Dataset listings of figures:
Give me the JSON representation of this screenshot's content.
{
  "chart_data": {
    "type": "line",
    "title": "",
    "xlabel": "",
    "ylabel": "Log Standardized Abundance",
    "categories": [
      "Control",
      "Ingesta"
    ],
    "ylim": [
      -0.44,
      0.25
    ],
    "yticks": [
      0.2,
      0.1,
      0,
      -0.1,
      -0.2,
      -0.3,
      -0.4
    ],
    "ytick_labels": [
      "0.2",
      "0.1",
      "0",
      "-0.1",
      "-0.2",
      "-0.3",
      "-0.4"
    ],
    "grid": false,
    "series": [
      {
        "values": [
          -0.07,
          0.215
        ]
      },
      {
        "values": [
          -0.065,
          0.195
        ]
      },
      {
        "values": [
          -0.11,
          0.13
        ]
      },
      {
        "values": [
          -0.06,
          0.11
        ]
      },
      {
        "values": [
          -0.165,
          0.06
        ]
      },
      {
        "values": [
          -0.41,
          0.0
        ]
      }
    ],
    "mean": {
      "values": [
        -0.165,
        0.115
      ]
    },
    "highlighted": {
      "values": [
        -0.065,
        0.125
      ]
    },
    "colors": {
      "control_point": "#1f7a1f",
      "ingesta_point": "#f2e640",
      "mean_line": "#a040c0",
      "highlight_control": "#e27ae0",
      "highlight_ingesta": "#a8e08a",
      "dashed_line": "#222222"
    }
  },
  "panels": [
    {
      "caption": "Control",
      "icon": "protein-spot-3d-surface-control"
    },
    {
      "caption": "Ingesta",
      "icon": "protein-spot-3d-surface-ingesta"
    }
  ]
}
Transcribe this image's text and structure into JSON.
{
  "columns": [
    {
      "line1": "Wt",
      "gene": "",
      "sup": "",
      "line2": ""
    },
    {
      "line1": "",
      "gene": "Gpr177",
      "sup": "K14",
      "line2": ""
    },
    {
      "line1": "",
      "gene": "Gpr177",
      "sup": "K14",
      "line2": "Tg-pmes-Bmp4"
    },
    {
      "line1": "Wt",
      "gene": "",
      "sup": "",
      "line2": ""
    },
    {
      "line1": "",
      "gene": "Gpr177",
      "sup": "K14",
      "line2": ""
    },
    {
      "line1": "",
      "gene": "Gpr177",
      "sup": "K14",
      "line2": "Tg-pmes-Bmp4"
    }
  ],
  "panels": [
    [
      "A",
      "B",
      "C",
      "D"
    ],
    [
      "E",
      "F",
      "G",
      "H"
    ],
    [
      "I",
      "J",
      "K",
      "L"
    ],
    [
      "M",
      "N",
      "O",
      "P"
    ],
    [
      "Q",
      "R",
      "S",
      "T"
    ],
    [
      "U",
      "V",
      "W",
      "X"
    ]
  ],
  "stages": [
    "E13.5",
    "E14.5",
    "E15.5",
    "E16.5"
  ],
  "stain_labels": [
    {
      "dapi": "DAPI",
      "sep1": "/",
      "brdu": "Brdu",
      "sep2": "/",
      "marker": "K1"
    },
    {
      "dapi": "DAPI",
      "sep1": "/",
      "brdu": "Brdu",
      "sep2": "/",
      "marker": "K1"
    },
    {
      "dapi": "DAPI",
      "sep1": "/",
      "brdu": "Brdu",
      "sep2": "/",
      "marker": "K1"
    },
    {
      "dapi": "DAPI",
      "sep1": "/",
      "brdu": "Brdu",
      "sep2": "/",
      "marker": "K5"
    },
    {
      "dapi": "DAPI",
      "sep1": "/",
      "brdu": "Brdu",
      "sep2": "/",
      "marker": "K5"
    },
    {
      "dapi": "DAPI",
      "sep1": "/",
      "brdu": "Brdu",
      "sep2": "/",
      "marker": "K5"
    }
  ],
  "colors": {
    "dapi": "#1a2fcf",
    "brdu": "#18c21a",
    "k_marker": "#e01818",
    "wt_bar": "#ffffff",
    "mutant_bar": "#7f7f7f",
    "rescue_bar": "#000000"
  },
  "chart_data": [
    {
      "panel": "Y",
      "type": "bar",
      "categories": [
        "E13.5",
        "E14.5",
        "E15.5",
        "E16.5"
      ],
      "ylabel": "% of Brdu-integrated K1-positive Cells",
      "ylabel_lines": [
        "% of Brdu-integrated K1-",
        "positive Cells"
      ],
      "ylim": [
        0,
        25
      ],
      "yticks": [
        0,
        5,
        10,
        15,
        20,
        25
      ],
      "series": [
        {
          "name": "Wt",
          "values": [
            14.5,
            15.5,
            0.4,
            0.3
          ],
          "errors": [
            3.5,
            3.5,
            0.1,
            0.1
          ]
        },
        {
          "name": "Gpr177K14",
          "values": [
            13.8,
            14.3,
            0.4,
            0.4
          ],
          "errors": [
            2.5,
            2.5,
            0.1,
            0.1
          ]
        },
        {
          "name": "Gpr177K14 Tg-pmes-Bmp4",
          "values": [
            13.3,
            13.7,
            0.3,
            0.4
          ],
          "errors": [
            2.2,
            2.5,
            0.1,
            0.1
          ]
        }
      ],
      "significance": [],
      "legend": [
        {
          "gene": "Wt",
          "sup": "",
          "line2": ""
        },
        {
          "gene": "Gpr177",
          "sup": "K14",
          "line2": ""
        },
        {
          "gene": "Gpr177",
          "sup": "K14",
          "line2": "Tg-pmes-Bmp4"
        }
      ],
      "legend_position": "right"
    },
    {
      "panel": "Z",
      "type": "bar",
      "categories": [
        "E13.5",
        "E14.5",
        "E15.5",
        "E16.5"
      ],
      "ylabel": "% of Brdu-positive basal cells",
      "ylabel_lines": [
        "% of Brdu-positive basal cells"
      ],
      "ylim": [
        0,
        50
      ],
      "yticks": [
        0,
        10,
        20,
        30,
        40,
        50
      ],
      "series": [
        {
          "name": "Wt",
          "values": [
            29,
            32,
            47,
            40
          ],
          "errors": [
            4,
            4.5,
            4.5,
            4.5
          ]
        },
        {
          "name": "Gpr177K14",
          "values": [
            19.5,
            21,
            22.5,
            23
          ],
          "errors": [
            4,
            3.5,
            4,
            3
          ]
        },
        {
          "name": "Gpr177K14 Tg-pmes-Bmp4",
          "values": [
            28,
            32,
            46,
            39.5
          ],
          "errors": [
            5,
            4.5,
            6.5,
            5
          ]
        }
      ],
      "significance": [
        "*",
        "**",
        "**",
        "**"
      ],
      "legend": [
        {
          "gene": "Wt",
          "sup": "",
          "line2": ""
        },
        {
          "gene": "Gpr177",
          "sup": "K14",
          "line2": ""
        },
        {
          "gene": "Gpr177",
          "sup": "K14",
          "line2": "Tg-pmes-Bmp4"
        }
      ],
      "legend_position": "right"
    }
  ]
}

Task statement =
Reproduce every line of the records containing the string "icon".

Answer to the problem =
      "icon": "protein-spot-3d-surface-control"
      "icon": "protein-spot-3d-surface-ingesta"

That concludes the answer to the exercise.